- Excerpted text:
HIROYASU KAMIYAMA AND KEN KAZUMATA



Diagnosis Thrombosed basilar artery aneurysm (Case 1); dissecting aneurysms of bilateral vertebral artery with large thrombus (Case 2)


Problems and Tactics Although superficial temporal artery–superior cerebellar artery (STA–SCA) and occipital artery–posterior inferior cerebellar artery (OA–PICA) have been used for vascular reconstruction of the posterior circulation, these bypass pedicles may not immediately provide a major increase in blood flow.1 Earlier in our experience, we had treated complex vertebrobasilar aneurysms by using either a vertebral artery–vertebral artery (VA–VA) radial artery (RA) interposition graft or a vertebral artery–basilar artery (VA–BA) radial artery interposition graft for vascular reconstruction (Fig. 71–1). These bypasses are technically more difficult to perform than distal SCA or posterior cerebral artery (PCA) anastomosis and have a higher risk of ischemic complications. This prompted us to develop a PCA–VA radial artery graft bypass, which will provide an adequate volume of blood flow immediately. In the early 1980s, Sundt et al had already published the procedure for a PCA–external carotid saphenous vein graft bypass.2 In our method, the V3 segment of the VA is used as a donor vessel. The advantage of the V3 segment as a donor vessel is that it can be exposed more easily than the external carotid artery (ECA) in our modified lateral semiprone position.3 In addition, the graft flow may be identical to the pretreatment state. The length of the graft is relatively short (~10–12 cm) compared with the ECA–PCA radial artery graft (~16–18 cm). With our increasing experience, we have found that this procedure is also effective in the treatment of medically intractable severe stenosis of the BA. In this case report, we describe the operative procedure of the PCA–VA radial artery graft bypass.

- Raw data:
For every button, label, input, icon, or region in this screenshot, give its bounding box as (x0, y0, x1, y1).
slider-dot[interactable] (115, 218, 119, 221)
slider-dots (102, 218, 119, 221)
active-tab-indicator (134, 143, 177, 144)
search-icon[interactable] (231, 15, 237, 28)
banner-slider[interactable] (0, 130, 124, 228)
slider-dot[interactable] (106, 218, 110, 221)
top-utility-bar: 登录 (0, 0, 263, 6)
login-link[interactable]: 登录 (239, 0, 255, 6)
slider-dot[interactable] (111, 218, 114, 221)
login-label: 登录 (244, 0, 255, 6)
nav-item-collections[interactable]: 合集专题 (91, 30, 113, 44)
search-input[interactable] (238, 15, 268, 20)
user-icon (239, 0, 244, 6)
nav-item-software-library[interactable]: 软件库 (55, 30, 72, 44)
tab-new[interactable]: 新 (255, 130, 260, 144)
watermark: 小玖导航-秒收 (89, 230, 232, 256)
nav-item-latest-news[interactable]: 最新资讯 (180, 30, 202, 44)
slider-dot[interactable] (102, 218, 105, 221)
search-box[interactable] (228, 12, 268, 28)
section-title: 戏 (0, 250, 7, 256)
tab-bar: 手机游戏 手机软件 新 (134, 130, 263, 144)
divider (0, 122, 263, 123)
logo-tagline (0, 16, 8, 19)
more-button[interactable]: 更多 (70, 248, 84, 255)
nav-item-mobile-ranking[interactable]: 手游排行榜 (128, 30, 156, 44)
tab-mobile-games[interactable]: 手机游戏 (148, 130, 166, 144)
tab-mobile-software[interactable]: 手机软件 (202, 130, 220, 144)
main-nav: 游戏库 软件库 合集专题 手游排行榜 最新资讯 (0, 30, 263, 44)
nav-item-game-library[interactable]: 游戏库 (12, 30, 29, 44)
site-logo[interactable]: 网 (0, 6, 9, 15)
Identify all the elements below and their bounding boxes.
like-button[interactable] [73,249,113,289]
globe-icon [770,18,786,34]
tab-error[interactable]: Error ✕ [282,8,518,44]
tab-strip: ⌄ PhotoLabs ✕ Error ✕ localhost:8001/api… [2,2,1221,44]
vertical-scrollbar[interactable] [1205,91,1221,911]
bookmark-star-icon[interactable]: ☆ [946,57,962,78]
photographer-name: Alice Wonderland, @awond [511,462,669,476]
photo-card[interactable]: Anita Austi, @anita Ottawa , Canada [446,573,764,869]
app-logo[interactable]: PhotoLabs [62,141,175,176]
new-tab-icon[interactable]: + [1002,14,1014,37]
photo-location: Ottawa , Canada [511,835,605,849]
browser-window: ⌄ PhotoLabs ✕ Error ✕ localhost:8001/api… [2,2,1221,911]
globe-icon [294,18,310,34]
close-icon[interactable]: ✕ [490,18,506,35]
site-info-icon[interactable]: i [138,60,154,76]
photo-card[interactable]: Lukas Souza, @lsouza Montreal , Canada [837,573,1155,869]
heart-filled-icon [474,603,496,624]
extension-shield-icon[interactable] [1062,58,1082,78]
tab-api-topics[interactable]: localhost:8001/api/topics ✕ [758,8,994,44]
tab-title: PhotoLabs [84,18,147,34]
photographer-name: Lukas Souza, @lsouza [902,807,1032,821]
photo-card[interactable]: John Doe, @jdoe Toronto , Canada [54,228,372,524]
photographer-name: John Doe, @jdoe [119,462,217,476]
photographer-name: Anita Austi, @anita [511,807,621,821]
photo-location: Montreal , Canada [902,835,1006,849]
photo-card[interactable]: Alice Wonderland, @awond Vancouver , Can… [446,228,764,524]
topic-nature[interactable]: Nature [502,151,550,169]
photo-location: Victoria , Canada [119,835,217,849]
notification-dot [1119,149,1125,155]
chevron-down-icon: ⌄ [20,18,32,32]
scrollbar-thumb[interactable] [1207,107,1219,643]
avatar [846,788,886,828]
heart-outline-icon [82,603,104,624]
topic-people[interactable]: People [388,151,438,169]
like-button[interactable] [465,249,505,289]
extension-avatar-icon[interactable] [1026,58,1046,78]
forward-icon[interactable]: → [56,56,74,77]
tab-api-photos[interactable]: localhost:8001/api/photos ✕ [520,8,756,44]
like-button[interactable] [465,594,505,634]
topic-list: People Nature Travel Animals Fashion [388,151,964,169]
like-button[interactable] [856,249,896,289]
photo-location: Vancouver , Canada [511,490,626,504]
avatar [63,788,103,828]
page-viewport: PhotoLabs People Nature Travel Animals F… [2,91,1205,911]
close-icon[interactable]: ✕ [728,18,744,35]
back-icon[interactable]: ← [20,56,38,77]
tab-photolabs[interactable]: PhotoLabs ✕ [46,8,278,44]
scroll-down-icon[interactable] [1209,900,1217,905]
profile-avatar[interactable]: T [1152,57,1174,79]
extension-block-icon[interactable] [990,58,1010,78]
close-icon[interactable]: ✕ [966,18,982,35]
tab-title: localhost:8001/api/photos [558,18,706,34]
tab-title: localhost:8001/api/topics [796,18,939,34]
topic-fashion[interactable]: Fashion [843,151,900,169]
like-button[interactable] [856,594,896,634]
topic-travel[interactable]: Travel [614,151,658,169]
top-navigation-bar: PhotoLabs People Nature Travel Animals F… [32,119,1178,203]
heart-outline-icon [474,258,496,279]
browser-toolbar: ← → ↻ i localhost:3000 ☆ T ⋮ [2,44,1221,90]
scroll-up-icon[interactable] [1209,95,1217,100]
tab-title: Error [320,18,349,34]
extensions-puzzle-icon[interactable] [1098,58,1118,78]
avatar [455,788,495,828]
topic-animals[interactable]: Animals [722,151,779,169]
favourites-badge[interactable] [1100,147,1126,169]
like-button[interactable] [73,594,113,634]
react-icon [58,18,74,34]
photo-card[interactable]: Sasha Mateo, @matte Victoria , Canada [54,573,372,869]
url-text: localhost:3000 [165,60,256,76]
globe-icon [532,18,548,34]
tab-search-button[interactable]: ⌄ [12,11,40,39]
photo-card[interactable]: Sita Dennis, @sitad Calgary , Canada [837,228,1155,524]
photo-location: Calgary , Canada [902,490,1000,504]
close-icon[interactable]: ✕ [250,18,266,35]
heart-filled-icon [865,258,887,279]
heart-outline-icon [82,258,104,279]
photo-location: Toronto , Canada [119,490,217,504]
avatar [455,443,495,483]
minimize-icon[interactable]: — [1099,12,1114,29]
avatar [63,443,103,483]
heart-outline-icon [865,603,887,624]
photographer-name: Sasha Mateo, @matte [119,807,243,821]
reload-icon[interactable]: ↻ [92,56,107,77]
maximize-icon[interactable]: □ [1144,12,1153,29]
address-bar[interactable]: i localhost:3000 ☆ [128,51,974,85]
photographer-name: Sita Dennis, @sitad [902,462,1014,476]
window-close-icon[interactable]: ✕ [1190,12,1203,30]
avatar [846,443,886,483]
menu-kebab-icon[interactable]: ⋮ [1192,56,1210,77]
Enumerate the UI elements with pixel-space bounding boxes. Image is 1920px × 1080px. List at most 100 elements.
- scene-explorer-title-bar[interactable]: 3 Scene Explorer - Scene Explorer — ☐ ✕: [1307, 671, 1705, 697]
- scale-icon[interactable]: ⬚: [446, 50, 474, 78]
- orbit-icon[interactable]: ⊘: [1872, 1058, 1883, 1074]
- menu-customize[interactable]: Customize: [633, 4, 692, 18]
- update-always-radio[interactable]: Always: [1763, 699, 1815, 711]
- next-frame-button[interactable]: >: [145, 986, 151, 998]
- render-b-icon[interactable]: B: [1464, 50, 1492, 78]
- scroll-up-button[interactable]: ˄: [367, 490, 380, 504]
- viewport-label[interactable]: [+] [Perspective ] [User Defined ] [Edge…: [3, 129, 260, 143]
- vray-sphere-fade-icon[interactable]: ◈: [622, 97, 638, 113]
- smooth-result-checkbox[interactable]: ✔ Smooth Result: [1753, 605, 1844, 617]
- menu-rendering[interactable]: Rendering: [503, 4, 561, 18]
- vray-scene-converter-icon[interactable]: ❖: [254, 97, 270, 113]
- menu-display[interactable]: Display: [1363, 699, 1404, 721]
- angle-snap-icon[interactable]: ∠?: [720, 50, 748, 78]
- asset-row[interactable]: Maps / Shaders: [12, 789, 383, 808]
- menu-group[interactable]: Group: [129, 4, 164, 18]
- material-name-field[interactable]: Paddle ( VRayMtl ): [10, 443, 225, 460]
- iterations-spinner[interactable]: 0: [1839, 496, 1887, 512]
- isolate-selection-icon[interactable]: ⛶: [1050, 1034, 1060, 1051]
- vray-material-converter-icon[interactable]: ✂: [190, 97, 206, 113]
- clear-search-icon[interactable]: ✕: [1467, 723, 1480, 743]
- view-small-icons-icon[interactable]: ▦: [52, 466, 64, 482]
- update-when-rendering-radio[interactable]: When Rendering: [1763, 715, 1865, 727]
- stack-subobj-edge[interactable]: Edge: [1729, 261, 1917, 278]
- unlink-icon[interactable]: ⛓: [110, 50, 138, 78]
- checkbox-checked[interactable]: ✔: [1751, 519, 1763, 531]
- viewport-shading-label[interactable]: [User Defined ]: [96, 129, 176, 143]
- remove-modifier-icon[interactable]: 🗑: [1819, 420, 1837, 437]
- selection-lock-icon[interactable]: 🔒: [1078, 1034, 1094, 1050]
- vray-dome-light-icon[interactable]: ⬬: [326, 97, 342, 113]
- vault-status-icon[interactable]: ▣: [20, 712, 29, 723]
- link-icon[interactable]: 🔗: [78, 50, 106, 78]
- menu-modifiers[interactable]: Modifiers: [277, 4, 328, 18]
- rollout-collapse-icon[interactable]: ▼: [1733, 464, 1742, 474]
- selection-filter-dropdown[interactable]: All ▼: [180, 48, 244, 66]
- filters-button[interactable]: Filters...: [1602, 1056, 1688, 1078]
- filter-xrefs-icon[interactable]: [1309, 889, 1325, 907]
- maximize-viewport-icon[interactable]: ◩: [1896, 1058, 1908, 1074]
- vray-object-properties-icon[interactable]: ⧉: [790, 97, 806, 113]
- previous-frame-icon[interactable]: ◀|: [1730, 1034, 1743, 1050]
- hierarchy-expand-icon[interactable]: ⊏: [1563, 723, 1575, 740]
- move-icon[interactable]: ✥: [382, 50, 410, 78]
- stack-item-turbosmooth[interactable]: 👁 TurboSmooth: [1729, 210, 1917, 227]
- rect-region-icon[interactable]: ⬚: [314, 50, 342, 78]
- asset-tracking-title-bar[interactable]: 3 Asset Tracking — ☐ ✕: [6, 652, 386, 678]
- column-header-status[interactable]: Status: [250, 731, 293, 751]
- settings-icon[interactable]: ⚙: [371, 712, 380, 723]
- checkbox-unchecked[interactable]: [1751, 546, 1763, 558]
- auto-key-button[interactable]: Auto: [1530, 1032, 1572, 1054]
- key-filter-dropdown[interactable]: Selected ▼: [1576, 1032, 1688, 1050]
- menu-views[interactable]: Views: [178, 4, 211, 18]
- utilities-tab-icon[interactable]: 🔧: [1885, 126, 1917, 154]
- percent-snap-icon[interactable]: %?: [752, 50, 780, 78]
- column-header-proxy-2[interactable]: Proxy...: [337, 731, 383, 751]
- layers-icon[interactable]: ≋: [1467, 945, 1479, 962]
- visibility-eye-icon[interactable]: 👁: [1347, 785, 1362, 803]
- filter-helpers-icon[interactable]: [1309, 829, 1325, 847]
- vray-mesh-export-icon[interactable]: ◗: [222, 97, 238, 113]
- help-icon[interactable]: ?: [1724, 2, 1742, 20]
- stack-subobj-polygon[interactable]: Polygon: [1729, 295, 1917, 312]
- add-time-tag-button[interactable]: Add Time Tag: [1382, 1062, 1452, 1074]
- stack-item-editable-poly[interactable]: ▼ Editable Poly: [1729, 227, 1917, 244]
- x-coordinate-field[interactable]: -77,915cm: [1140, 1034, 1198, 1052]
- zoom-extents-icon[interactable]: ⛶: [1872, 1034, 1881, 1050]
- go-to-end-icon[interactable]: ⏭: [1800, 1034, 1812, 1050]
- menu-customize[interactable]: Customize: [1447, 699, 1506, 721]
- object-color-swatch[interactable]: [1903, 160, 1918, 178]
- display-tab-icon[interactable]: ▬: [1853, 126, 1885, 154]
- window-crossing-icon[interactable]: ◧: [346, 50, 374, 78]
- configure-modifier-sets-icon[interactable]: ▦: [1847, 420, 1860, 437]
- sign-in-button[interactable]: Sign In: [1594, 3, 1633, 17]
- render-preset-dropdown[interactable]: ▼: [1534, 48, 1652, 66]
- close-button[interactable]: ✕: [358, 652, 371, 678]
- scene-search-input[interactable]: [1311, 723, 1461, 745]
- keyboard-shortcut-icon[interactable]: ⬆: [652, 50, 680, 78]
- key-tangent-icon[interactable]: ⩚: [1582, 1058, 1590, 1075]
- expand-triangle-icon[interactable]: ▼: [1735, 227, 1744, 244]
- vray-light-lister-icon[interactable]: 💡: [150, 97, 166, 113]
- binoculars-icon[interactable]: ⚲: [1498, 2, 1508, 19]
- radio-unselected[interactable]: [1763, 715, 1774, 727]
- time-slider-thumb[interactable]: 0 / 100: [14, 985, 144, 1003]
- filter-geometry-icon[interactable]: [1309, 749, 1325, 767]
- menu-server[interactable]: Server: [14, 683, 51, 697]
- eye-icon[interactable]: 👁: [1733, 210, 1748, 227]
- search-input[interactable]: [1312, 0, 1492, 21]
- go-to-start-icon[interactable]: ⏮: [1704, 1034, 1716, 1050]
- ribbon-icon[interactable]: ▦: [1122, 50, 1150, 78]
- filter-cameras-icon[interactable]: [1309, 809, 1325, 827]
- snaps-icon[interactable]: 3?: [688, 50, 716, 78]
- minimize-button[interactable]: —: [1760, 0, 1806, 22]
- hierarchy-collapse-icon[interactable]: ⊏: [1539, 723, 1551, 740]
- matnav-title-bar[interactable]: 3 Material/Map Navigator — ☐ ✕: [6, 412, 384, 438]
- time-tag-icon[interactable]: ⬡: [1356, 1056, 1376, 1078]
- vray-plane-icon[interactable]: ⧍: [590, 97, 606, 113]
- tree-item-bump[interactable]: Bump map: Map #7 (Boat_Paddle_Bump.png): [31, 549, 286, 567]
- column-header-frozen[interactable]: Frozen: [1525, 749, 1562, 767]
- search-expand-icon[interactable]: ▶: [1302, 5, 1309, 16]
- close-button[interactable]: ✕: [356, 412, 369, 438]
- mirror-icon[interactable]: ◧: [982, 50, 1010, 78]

- Instructions to follow: Translate this sentence from the text on bypass surgery for vertebrobasilar aneurysms into Spanish: "In addition, the graft flow may be identical to the pretreatment state."

- Task result: Además, el flujo del injerto puede ser idéntico al estado previo al tratamiento.